GIVEN RECORDS -
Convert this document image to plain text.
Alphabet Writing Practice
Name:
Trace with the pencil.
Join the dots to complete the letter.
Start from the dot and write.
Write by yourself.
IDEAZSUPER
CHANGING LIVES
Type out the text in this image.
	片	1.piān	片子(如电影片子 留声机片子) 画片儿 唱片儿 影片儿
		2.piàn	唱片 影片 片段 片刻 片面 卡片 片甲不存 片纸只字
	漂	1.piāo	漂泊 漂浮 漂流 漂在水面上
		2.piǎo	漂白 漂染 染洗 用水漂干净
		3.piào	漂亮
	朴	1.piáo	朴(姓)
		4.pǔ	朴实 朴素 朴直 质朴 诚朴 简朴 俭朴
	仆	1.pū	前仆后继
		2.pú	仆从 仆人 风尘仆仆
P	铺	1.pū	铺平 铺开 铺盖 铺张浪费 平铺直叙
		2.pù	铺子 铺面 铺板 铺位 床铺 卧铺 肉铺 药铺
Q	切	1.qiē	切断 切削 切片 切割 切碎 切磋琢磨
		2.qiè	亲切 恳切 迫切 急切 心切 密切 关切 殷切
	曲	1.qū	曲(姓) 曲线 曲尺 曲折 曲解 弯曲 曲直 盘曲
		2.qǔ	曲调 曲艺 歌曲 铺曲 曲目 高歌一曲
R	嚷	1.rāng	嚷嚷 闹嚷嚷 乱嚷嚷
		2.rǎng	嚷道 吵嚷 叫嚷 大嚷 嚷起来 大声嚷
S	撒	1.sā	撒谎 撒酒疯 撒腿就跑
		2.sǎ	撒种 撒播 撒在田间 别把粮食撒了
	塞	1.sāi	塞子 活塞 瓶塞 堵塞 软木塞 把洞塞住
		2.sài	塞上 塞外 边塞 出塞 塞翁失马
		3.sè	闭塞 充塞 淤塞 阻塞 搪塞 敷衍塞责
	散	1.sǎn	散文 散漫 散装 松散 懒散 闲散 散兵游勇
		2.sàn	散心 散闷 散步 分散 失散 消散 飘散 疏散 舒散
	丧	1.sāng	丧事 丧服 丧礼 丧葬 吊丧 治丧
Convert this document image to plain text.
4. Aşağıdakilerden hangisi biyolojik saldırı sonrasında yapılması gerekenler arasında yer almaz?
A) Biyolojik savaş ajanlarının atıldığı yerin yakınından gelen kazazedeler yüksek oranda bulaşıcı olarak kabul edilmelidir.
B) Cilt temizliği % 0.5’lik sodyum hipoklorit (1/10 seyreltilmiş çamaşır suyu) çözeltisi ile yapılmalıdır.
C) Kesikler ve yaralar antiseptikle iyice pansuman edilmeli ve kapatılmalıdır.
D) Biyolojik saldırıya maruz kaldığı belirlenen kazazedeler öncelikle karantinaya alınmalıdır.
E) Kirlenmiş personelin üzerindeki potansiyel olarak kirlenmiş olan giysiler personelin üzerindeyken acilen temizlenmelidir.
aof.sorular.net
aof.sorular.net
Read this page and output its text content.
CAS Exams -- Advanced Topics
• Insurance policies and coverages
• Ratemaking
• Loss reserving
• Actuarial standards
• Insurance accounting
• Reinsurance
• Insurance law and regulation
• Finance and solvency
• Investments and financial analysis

GOAL OF THE EXERCISE -
Each entry above is to be printed again exactly.

SOLUTION FOR THIS EXERCISE -
Convert this document image to plain text.
Alphabet Writing Practice
Name:
Trace with the pencil.
Join the dots to complete the letter.
Start from the dot and write.
Write by yourself.
IDEAZSUPER
CHANGING LIVES
Type out the text in this image.
	片	1.piān	片子(如电影片子 留声机片子) 画片儿 唱片儿 影片儿
		2.piàn	唱片 影片 片段 片刻 片面 卡片 片甲不存 片纸只字
	漂	1.piāo	漂泊 漂浮 漂流 漂在水面上
		2.piǎo	漂白 漂染 染洗 用水漂干净
		3.piào	漂亮
	朴	1.piáo	朴(姓)
		4.pǔ	朴实 朴素 朴直 质朴 诚朴 简朴 俭朴
	仆	1.pū	前仆后继
		2.pú	仆从 仆人 风尘仆仆
P	铺	1.pū	铺平 铺开 铺盖 铺张浪费 平铺直叙
		2.pù	铺子 铺面 铺板 铺位 床铺 卧铺 肉铺 药铺
Q	切	1.qiē	切断 切削 切片 切割 切碎 切磋琢磨
		2.qiè	亲切 恳切 迫切 急切 心切 密切 关切 殷切
	曲	1.qū	曲(姓) 曲线 曲尺 曲折 曲解 弯曲 曲直 盘曲
		2.qǔ	曲调 曲艺 歌曲 铺曲 曲目 高歌一曲
R	嚷	1.rāng	嚷嚷 闹嚷嚷 乱嚷嚷
		2.rǎng	嚷道 吵嚷 叫嚷 大嚷 嚷起来 大声嚷
S	撒	1.sā	撒谎 撒酒疯 撒腿就跑
		2.sǎ	撒种 撒播 撒在田间 别把粮食撒了
	塞	1.sāi	塞子 活塞 瓶塞 堵塞 软木塞 把洞塞住
		2.sài	塞上 塞外 边塞 出塞 塞翁失马
		3.sè	闭塞 充塞 淤塞 阻塞 搪塞 敷衍塞责
	散	1.sǎn	散文 散漫 散装 松散 懒散 闲散 散兵游勇
		2.sàn	散心 散闷 散步 分散 失散 消散 飘散 疏散 舒散
	丧	1.sāng	丧事 丧服 丧礼 丧葬 吊丧 治丧
Convert this document image to plain text.
4. Aşağıdakilerden hangisi biyolojik saldırı sonrasında yapılması gerekenler arasında yer almaz?
A) Biyolojik savaş ajanlarının atıldığı yerin yakınından gelen kazazedeler yüksek oranda bulaşıcı olarak kabul edilmelidir.
B) Cilt temizliği % 0.5’lik sodyum hipoklorit (1/10 seyreltilmiş çamaşır suyu) çözeltisi ile yapılmalıdır.
C) Kesikler ve yaralar antiseptikle iyice pansuman edilmeli ve kapatılmalıdır.
D) Biyolojik saldırıya maruz kaldığı belirlenen kazazedeler öncelikle karantinaya alınmalıdır.
E) Kirlenmiş personelin üzerindeki potansiyel olarak kirlenmiş olan giysiler personelin üzerindeyken acilen temizlenmelidir.
aof.sorular.net
aof.sorular.net
Read this page and output its text content.
CAS Exams -- Advanced Topics
• Insurance policies and coverages
• Ratemaking
• Loss reserving
• Actuarial standards
• Insurance accounting
• Reinsurance
• Insurance law and regulation
• Finance and solvency
• Investments and financial analysis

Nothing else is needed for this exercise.